Stored data entries
* Begin *

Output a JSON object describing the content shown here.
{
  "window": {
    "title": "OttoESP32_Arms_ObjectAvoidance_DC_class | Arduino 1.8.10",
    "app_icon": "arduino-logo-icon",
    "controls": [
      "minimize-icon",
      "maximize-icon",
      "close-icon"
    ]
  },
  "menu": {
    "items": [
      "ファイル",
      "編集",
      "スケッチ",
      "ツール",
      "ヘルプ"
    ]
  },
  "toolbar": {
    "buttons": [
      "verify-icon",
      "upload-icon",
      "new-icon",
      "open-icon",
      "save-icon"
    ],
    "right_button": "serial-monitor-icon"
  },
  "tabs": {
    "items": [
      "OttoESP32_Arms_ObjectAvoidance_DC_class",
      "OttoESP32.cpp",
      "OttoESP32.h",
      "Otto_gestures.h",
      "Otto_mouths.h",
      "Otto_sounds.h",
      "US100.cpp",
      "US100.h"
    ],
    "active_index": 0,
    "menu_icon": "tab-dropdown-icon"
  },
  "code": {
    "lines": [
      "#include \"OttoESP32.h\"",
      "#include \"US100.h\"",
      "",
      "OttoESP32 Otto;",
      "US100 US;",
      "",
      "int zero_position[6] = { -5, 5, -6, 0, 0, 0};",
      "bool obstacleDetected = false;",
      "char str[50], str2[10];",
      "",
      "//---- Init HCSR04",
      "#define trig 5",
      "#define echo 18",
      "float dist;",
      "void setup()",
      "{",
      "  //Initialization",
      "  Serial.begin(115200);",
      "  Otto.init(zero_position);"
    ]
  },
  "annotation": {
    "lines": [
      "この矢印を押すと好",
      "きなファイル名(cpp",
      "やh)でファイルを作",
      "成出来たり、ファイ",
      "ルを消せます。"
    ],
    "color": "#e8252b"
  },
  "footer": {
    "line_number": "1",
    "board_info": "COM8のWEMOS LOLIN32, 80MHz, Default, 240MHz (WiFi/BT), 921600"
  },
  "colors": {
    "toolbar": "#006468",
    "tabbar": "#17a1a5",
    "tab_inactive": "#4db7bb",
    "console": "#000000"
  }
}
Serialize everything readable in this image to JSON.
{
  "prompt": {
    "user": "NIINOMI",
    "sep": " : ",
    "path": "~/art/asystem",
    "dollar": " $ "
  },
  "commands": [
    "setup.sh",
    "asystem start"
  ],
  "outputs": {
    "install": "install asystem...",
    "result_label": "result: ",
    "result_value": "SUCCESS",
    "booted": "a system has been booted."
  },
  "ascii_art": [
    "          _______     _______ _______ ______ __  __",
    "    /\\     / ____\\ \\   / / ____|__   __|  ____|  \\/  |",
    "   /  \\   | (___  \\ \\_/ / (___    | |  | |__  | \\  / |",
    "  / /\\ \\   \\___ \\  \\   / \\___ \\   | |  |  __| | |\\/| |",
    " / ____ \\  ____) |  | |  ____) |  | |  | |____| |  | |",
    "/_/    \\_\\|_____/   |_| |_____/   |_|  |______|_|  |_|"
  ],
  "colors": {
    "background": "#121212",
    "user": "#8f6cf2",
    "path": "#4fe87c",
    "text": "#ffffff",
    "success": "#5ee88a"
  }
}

* End *
* Begin *

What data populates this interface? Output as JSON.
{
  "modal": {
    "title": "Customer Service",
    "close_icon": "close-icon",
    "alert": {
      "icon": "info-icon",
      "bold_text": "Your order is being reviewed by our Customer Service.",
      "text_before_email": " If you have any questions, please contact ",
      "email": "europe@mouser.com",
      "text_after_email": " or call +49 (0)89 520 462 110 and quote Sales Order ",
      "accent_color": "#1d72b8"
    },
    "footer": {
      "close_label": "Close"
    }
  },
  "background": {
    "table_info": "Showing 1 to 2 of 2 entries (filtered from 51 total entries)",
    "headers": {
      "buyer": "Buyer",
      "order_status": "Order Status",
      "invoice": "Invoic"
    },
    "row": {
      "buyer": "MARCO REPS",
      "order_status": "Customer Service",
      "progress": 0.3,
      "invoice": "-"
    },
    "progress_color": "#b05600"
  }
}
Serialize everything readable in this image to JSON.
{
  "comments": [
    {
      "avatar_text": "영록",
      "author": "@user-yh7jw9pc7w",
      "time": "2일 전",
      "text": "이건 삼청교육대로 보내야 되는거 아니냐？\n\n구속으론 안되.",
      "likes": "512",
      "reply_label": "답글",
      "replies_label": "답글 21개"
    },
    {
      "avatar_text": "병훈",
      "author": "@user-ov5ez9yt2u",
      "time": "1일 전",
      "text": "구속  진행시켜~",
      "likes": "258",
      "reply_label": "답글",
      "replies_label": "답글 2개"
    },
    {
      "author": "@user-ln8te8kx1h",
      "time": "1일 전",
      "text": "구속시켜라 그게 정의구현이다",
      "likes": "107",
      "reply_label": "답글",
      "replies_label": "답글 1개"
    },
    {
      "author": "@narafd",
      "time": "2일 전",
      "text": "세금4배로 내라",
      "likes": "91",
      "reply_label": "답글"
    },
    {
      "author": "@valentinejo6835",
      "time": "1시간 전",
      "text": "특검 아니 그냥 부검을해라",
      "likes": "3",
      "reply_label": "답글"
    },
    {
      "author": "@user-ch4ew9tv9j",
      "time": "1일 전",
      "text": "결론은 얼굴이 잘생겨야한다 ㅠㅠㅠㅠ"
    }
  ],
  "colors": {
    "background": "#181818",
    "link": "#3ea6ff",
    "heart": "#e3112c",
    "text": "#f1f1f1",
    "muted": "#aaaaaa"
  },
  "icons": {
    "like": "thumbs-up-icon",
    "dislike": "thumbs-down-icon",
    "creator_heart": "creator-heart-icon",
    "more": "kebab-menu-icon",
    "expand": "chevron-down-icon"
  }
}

* End *

AIM OF THE TASK
Look through the material above and pick out each line holding the word "asystem".

RESULT OF THIS TASK
    "path": "~/art/asystem",
    "asystem start"
    "install": "install asystem...",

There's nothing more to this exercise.